__What is needed__
Please find all lines in the data that hold the string "title" and copy them.

[BEGIN]

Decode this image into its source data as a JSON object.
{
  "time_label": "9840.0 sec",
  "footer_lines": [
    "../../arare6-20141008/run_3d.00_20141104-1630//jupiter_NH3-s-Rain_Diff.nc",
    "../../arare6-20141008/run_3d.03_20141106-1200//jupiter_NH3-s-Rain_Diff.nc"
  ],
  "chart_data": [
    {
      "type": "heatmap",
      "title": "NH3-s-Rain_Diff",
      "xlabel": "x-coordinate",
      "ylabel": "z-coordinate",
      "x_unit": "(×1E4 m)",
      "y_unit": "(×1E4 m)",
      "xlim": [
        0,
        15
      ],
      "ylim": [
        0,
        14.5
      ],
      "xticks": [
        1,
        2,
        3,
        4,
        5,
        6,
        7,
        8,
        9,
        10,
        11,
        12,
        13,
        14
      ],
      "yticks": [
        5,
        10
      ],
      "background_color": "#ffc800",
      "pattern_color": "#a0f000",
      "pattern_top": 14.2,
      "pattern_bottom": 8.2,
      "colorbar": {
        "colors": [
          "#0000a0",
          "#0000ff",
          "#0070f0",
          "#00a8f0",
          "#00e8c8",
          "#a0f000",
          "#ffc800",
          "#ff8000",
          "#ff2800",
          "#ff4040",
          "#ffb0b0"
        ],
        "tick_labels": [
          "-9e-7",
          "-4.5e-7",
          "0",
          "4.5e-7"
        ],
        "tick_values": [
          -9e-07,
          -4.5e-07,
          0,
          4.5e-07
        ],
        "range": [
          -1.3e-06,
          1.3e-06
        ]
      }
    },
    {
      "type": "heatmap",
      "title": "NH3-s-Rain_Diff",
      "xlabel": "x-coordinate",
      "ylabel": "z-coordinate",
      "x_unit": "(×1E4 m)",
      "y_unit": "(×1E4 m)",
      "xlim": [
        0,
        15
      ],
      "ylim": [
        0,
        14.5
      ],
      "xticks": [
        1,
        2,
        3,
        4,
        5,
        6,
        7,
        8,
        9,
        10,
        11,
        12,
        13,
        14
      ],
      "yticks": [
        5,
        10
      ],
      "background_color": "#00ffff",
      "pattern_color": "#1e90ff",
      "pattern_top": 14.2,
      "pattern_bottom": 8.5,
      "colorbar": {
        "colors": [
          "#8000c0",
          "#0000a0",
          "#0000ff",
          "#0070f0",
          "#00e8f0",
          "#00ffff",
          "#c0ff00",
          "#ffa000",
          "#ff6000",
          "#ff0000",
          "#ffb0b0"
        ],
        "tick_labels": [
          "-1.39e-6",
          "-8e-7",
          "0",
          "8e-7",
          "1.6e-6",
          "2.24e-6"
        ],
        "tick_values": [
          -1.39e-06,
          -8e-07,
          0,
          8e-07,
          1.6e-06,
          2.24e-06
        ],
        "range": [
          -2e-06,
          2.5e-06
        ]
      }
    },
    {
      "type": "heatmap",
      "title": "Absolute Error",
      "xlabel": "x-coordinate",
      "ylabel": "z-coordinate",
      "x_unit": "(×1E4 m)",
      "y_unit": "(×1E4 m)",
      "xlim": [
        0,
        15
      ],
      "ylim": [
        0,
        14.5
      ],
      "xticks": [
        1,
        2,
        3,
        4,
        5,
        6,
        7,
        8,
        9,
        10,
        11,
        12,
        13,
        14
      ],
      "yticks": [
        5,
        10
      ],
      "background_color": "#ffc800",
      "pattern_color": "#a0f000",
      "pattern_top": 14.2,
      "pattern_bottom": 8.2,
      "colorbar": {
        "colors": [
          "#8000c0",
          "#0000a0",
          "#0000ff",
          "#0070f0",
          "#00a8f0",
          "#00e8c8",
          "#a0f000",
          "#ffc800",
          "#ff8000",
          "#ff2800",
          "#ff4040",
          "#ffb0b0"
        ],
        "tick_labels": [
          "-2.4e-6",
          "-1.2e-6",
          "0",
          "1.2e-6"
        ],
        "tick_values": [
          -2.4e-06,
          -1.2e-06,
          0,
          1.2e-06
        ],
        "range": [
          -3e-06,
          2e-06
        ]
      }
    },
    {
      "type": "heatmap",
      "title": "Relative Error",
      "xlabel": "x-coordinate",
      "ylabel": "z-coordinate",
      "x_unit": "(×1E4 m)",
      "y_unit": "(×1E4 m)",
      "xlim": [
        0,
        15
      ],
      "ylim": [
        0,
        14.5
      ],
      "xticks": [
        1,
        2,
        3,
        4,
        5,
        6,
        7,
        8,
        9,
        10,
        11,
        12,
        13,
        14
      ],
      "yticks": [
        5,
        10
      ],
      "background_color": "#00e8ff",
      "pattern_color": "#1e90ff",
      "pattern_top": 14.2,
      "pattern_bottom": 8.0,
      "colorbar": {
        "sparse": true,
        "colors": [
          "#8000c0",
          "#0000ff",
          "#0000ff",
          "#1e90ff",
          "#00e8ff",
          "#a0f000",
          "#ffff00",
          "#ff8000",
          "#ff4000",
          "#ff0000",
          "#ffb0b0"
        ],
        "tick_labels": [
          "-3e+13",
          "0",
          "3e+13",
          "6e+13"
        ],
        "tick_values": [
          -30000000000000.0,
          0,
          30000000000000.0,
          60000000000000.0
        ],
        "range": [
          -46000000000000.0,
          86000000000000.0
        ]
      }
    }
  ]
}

[END]
[BEGIN]

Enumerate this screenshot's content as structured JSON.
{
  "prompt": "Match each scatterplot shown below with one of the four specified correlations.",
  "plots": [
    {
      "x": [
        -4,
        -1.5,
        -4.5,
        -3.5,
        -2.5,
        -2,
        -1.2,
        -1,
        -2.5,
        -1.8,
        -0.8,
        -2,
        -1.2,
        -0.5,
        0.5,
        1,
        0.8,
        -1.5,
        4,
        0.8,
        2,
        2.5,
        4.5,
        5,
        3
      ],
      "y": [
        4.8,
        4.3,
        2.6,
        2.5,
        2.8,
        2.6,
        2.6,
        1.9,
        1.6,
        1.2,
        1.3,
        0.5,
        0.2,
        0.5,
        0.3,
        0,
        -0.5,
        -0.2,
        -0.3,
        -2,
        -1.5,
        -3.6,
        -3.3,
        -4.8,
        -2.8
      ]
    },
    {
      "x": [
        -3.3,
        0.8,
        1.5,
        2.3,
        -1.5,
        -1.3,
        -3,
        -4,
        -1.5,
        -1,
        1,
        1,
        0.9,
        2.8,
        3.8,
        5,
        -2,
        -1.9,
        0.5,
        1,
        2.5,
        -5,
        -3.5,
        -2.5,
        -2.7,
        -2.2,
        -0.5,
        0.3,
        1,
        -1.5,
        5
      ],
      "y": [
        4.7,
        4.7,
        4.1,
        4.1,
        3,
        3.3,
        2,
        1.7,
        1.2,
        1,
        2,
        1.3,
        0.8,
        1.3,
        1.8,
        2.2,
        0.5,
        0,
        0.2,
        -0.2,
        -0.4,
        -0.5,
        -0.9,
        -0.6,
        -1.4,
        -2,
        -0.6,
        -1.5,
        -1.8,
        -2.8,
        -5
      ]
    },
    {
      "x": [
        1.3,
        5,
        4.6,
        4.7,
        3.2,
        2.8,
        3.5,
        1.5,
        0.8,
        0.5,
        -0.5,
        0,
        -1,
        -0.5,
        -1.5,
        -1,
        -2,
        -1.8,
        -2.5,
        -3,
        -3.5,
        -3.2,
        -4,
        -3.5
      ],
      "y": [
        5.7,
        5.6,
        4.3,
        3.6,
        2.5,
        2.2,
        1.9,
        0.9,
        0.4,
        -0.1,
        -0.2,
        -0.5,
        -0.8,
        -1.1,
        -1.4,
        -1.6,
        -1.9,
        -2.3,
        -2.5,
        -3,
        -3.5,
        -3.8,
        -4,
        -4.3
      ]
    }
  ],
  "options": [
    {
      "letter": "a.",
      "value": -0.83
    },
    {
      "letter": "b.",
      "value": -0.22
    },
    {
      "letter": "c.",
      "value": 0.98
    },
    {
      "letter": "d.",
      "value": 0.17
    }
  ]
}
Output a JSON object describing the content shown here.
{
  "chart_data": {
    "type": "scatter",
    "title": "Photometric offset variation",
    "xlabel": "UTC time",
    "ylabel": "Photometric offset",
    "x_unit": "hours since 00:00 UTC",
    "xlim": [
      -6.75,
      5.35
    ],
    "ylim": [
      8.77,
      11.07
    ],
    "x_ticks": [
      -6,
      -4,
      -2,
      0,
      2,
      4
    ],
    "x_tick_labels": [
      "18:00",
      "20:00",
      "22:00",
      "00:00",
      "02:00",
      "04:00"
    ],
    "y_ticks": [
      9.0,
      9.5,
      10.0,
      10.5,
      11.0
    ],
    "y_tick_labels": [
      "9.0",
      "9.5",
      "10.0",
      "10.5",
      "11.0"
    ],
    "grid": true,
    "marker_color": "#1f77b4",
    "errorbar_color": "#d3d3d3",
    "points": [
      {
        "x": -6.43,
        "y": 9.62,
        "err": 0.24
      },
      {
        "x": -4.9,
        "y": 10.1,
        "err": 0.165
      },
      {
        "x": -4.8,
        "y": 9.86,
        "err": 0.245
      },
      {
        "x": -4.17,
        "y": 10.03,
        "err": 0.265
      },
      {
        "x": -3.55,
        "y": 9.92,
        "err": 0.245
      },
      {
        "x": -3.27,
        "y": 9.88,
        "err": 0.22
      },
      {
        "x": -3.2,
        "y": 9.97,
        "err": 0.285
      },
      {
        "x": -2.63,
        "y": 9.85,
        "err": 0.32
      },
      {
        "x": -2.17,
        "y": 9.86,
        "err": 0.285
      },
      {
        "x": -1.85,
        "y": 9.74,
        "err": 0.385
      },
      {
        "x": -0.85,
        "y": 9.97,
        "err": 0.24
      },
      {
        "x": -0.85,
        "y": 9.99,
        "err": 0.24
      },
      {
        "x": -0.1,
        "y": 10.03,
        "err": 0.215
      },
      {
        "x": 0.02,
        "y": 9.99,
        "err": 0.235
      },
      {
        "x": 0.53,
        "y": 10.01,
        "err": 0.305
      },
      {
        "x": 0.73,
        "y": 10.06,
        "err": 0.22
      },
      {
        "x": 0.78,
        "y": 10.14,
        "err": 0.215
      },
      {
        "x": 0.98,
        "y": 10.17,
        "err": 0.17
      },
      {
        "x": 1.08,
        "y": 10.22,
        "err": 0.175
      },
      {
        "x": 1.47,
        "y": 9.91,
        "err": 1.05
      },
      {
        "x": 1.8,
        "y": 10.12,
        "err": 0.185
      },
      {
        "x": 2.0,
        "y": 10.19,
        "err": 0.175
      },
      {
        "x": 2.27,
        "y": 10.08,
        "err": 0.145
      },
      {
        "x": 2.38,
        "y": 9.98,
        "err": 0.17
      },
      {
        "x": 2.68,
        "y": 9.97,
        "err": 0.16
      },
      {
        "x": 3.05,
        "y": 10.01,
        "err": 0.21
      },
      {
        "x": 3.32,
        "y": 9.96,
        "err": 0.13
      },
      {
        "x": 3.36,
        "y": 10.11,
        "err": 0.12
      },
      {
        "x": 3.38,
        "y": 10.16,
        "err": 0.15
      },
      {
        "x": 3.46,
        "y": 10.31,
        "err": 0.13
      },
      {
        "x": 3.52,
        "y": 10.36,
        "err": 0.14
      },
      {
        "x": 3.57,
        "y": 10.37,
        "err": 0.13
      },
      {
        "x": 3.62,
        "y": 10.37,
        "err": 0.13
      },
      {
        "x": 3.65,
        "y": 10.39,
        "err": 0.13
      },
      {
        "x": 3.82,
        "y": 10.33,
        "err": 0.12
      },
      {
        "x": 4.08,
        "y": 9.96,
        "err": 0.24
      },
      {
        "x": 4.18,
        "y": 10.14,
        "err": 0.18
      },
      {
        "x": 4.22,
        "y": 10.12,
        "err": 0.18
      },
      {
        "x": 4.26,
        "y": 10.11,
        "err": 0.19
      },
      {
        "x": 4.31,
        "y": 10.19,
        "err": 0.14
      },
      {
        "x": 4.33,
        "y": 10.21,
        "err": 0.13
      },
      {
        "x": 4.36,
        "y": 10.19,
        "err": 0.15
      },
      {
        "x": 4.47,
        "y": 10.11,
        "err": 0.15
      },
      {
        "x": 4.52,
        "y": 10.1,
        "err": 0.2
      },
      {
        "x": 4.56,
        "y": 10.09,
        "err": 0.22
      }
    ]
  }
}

[END]

__Full answer__
      "title": "NH3-s-Rain_Diff",
      "title": "NH3-s-Rain_Diff",
      "title": "Absolute Error",
      "title": "Relative Error",
    "title": "Photometric offset variation",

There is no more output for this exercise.